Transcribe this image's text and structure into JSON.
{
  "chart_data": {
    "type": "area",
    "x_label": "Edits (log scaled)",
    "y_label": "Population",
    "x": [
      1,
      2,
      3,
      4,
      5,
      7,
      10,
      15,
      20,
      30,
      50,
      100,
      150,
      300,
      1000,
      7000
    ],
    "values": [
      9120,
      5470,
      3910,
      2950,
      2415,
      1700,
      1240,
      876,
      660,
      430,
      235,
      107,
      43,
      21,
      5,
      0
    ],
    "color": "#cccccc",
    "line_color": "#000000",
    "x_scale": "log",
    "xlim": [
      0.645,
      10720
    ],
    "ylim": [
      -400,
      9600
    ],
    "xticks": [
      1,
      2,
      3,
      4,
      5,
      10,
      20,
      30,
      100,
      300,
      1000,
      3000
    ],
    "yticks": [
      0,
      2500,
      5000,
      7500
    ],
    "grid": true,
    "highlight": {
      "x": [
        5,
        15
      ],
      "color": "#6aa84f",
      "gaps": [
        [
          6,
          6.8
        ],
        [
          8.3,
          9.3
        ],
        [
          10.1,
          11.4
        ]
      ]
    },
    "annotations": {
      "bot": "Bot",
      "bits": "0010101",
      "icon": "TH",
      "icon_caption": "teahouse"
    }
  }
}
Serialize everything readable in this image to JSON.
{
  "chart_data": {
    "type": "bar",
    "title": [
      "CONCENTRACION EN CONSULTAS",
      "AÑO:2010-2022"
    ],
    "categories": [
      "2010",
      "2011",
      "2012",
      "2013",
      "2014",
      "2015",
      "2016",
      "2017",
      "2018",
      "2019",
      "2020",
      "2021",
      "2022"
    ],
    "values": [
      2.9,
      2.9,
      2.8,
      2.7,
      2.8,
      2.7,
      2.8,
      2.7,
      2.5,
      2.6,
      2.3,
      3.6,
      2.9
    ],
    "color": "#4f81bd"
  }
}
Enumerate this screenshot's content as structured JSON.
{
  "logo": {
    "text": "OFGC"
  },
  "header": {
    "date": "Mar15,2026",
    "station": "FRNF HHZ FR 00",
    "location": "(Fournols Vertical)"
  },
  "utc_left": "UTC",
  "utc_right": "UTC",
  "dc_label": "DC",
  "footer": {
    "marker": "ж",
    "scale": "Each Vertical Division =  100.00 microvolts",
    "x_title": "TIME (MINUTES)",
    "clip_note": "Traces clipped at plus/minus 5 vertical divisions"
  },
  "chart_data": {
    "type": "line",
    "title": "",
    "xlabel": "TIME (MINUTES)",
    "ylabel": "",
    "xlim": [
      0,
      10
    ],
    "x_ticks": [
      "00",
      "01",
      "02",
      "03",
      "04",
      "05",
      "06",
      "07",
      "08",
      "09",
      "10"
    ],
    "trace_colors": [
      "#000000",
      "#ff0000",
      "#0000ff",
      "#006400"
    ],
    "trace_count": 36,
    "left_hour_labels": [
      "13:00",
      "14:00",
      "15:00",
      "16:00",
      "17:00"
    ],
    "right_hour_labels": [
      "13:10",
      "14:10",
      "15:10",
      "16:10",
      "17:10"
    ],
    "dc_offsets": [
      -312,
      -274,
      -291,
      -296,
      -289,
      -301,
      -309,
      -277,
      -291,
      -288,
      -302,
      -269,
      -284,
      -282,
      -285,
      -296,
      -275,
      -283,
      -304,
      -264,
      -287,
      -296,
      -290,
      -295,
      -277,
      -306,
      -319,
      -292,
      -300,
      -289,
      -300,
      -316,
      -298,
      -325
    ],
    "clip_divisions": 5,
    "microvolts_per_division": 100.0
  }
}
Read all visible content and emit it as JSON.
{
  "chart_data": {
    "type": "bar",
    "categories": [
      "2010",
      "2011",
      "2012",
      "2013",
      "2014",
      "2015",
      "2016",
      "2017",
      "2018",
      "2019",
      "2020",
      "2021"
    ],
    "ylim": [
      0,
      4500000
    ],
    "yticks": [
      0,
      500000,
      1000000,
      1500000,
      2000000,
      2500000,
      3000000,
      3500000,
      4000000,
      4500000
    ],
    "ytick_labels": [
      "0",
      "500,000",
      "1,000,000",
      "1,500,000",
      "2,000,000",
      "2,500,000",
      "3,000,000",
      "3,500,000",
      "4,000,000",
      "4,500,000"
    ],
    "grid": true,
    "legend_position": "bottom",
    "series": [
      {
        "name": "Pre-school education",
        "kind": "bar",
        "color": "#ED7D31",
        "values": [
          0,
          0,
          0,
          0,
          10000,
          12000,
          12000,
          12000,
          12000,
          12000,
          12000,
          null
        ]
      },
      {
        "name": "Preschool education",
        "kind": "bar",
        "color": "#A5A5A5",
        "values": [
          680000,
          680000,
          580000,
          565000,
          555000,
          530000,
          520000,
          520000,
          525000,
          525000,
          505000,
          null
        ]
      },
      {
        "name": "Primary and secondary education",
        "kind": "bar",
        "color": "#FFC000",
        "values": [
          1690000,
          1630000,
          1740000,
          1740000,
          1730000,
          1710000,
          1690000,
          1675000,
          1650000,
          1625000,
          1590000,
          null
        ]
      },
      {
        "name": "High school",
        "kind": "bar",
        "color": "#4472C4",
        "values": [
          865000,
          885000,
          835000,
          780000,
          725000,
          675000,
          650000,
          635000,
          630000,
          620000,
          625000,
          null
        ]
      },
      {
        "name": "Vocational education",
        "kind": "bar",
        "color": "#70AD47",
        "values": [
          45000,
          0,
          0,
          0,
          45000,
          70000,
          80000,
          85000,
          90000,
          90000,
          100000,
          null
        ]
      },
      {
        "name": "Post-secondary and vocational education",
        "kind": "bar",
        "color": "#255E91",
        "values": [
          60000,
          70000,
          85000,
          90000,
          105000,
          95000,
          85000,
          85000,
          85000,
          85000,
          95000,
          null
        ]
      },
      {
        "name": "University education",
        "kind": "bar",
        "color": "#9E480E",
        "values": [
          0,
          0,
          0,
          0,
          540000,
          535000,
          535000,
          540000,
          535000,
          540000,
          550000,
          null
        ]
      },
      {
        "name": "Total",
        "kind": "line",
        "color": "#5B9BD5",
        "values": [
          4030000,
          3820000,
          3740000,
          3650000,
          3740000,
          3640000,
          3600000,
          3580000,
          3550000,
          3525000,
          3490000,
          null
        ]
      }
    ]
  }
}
- - -
What is being asked: Every record above must be duplicated exactly.

Output below:
Transcribe this image's text and structure into JSON.
{
  "chart_data": {
    "type": "area",
    "x_label": "Edits (log scaled)",
    "y_label": "Population",
    "x": [
      1,
      2,
      3,
      4,
      5,
      7,
      10,
      15,
      20,
      30,
      50,
      100,
      150,
      300,
      1000,
      7000
    ],
    "values": [
      9120,
      5470,
      3910,
      2950,
      2415,
      1700,
      1240,
      876,
      660,
      430,
      235,
      107,
      43,
      21,
      5,
      0
    ],
    "color": "#cccccc",
    "line_color": "#000000",
    "x_scale": "log",
    "xlim": [
      0.645,
      10720
    ],
    "ylim": [
      -400,
      9600
    ],
    "xticks": [
      1,
      2,
      3,
      4,
      5,
      10,
      20,
      30,
      100,
      300,
      1000,
      3000
    ],
    "yticks": [
      0,
      2500,
      5000,
      7500
    ],
    "grid": true,
    "highlight": {
      "x": [
        5,
        15
      ],
      "color": "#6aa84f",
      "gaps": [
        [
          6,
          6.8
        ],
        [
          8.3,
          9.3
        ],
        [
          10.1,
          11.4
        ]
      ]
    },
    "annotations": {
      "bot": "Bot",
      "bits": "0010101",
      "icon": "TH",
      "icon_caption": "teahouse"
    }
  }
}
Serialize everything readable in this image to JSON.
{
  "chart_data": {
    "type": "bar",
    "title": [
      "CONCENTRACION EN CONSULTAS",
      "AÑO:2010-2022"
    ],
    "categories": [
      "2010",
      "2011",
      "2012",
      "2013",
      "2014",
      "2015",
      "2016",
      "2017",
      "2018",
      "2019",
      "2020",
      "2021",
      "2022"
    ],
    "values": [
      2.9,
      2.9,
      2.8,
      2.7,
      2.8,
      2.7,
      2.8,
      2.7,
      2.5,
      2.6,
      2.3,
      3.6,
      2.9
    ],
    "color": "#4f81bd"
  }
}
Enumerate this screenshot's content as structured JSON.
{
  "logo": {
    "text": "OFGC"
  },
  "header": {
    "date": "Mar15,2026",
    "station": "FRNF HHZ FR 00",
    "location": "(Fournols Vertical)"
  },
  "utc_left": "UTC",
  "utc_right": "UTC",
  "dc_label": "DC",
  "footer": {
    "marker": "ж",
    "scale": "Each Vertical Division =  100.00 microvolts",
    "x_title": "TIME (MINUTES)",
    "clip_note": "Traces clipped at plus/minus 5 vertical divisions"
  },
  "chart_data": {
    "type": "line",
    "title": "",
    "xlabel": "TIME (MINUTES)",
    "ylabel": "",
    "xlim": [
      0,
      10
    ],
    "x_ticks": [
      "00",
      "01",
      "02",
      "03",
      "04",
      "05",
      "06",
      "07",
      "08",
      "09",
      "10"
    ],
    "trace_colors": [
      "#000000",
      "#ff0000",
      "#0000ff",
      "#006400"
    ],
    "trace_count": 36,
    "left_hour_labels": [
      "13:00",
      "14:00",
      "15:00",
      "16:00",
      "17:00"
    ],
    "right_hour_labels": [
      "13:10",
      "14:10",
      "15:10",
      "16:10",
      "17:10"
    ],
    "dc_offsets": [
      -312,
      -274,
      -291,
      -296,
      -289,
      -301,
      -309,
      -277,
      -291,
      -288,
      -302,
      -269,
      -284,
      -282,
      -285,
      -296,
      -275,
      -283,
      -304,
      -264,
      -287,
      -296,
      -290,
      -295,
      -277,
      -306,
      -319,
      -292,
      -300,
      -289,
      -300,
      -316,
      -298,
      -325
    ],
    "clip_divisions": 5,
    "microvolts_per_division": 100.0
  }
}
Read all visible content and emit it as JSON.
{
  "chart_data": {
    "type": "bar",
    "categories": [
      "2010",
      "2011",
      "2012",
      "2013",
      "2014",
      "2015",
      "2016",
      "2017",
      "2018",
      "2019",
      "2020",
      "2021"
    ],
    "ylim": [
      0,
      4500000
    ],
    "yticks": [
      0,
      500000,
      1000000,
      1500000,
      2000000,
      2500000,
      3000000,
      3500000,
      4000000,
      4500000
    ],
    "ytick_labels": [
      "0",
      "500,000",
      "1,000,000",
      "1,500,000",
      "2,000,000",
      "2,500,000",
      "3,000,000",
      "3,500,000",
      "4,000,000",
      "4,500,000"
    ],
    "grid": true,
    "legend_position": "bottom",
    "series": [
      {
        "name": "Pre-school education",
        "kind": "bar",
        "color": "#ED7D31",
        "values": [
          0,
          0,
          0,
          0,
          10000,
          12000,
          12000,
          12000,
          12000,
          12000,
          12000,
          null
        ]
      },
      {
        "name": "Preschool education",
        "kind": "bar",
        "color": "#A5A5A5",
        "values": [
          680000,
          680000,
          580000,
          565000,
          555000,
          530000,
          520000,
          520000,
          525000,
          525000,
          505000,
          null
        ]
      },
      {
        "name": "Primary and secondary education",
        "kind": "bar",
        "color": "#FFC000",
        "values": [
          1690000,
          1630000,
          1740000,
          1740000,
          1730000,
          1710000,
          1690000,
          1675000,
          1650000,
          1625000,
          1590000,
          null
        ]
      },
      {
        "name": "High school",
        "kind": "bar",
        "color": "#4472C4",
        "values": [
          865000,
          885000,
          835000,
          780000,
          725000,
          675000,
          650000,
          635000,
          630000,
          620000,
          625000,
          null
        ]
      },
      {
        "name": "Vocational education",
        "kind": "bar",
        "color": "#70AD47",
        "values": [
          45000,
          0,
          0,
          0,
          45000,
          70000,
          80000,
          85000,
          90000,
          90000,
          100000,
          null
        ]
      },
      {
        "name": "Post-secondary and vocational education",
        "kind": "bar",
        "color": "#255E91",
        "values": [
          60000,
          70000,
          85000,
          90000,
          105000,
          95000,
          85000,
          85000,
          85000,
          85000,
          95000,
          null
        ]
      },
      {
        "name": "University education",
        "kind": "bar",
        "color": "#9E480E",
        "values": [
          0,
          0,
          0,
          0,
          540000,
          535000,
          535000,
          540000,
          535000,
          540000,
          550000,
          null
        ]
      },
      {
        "name": "Total",
        "kind": "line",
        "color": "#5B9BD5",
        "values": [
          4030000,
          3820000,
          3740000,
          3650000,
          3740000,
          3640000,
          3600000,
          3580000,
          3550000,
          3525000,
          3490000,
          null
        ]
      }
    ]
  }
}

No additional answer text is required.